▼▼▼

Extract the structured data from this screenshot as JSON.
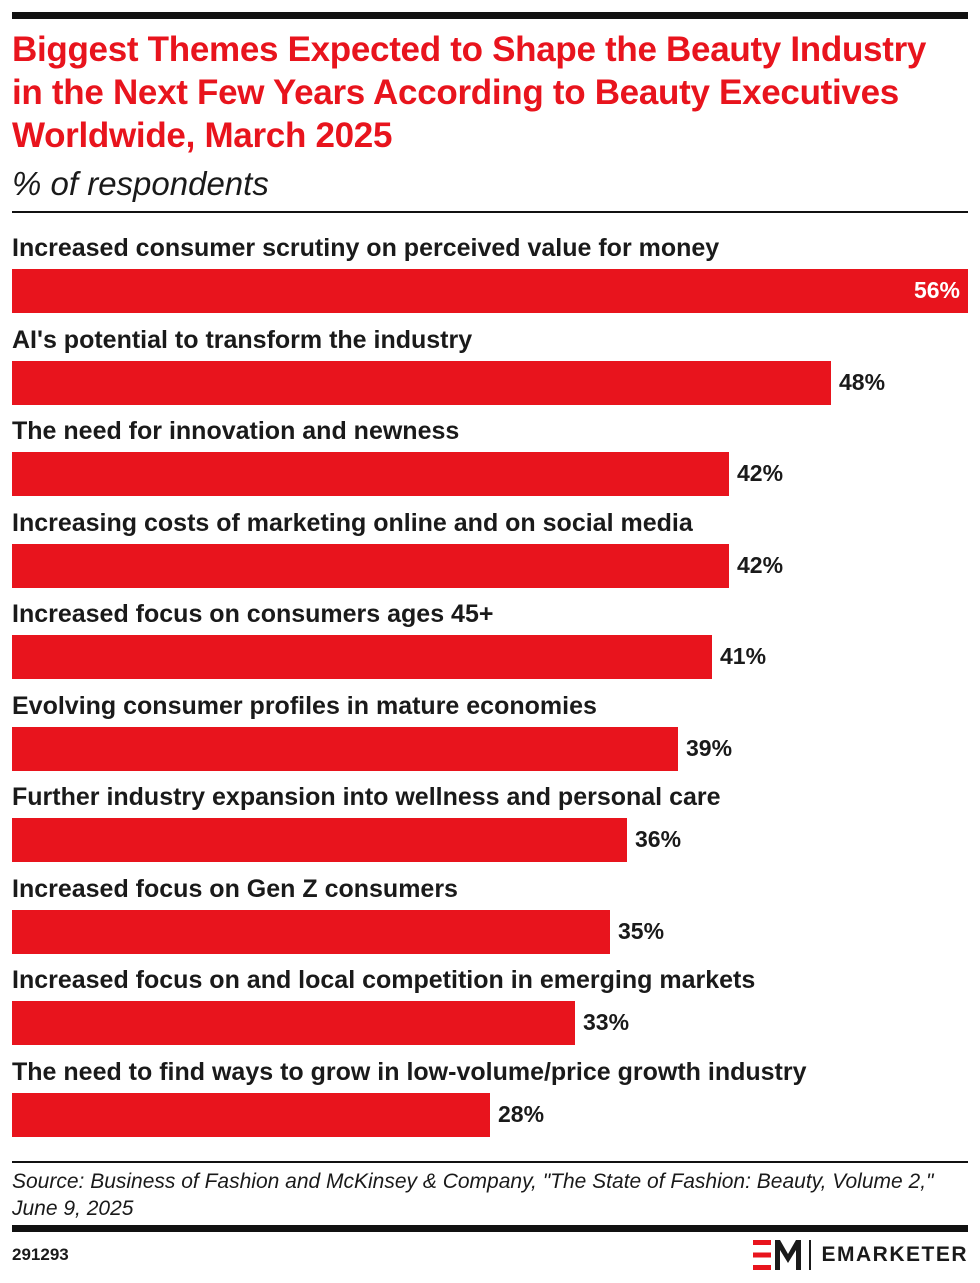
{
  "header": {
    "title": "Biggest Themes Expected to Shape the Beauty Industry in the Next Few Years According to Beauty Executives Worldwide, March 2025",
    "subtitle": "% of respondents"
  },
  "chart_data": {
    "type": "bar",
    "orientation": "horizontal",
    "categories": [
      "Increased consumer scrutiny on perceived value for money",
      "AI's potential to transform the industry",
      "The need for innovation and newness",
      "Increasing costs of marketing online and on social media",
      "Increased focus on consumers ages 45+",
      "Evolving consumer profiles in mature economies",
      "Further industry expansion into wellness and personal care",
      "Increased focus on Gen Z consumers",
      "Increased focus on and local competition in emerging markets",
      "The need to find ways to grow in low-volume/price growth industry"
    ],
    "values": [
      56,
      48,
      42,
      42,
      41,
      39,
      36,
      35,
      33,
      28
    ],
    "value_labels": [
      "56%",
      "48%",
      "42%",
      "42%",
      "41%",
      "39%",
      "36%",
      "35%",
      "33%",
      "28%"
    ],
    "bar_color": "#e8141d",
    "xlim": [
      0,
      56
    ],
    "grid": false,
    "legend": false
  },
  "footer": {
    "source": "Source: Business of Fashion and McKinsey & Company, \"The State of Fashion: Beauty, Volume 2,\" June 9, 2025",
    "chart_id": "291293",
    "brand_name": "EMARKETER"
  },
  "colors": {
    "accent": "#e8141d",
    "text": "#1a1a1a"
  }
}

▲▲▲

▸ WHAT IS BEING ASKED: In the records above, find each line holding "need" and copy it.

▸ FULL ANSWER:
      "The need for innovation and newness",
      "The need to find ways to grow in low-volume/price growth industry"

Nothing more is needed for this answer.